▶ _STATED GOAL_
Copy every line of the data that includes the string "university".

▶ _EXTRACTED MATERIAL_

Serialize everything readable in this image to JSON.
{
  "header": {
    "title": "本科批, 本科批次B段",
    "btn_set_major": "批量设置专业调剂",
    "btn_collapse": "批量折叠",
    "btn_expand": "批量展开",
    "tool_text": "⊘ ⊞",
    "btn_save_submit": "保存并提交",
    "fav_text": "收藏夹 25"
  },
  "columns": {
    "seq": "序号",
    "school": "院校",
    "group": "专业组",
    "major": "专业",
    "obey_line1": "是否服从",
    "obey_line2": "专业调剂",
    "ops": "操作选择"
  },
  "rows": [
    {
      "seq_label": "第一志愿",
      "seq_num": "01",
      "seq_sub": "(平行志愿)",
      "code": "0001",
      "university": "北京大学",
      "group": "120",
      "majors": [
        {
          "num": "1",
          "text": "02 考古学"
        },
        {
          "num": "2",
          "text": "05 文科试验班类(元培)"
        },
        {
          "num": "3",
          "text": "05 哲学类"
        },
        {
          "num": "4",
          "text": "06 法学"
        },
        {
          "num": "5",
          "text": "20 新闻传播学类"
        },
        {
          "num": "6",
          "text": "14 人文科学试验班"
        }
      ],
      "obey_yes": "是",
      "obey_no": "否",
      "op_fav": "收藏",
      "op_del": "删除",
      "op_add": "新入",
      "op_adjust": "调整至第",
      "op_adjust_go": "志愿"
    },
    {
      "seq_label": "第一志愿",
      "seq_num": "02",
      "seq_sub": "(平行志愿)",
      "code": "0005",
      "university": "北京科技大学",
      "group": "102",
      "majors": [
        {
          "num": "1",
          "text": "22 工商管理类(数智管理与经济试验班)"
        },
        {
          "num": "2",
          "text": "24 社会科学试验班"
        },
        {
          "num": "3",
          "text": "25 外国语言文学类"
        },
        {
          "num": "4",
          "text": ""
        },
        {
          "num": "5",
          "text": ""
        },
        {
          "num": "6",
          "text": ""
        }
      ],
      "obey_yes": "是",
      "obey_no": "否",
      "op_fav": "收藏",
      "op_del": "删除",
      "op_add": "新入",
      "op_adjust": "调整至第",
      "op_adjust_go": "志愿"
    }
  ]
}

▶ _CORRECT RESULT_
      "university": "北京大学",
      "university": "北京科技大学",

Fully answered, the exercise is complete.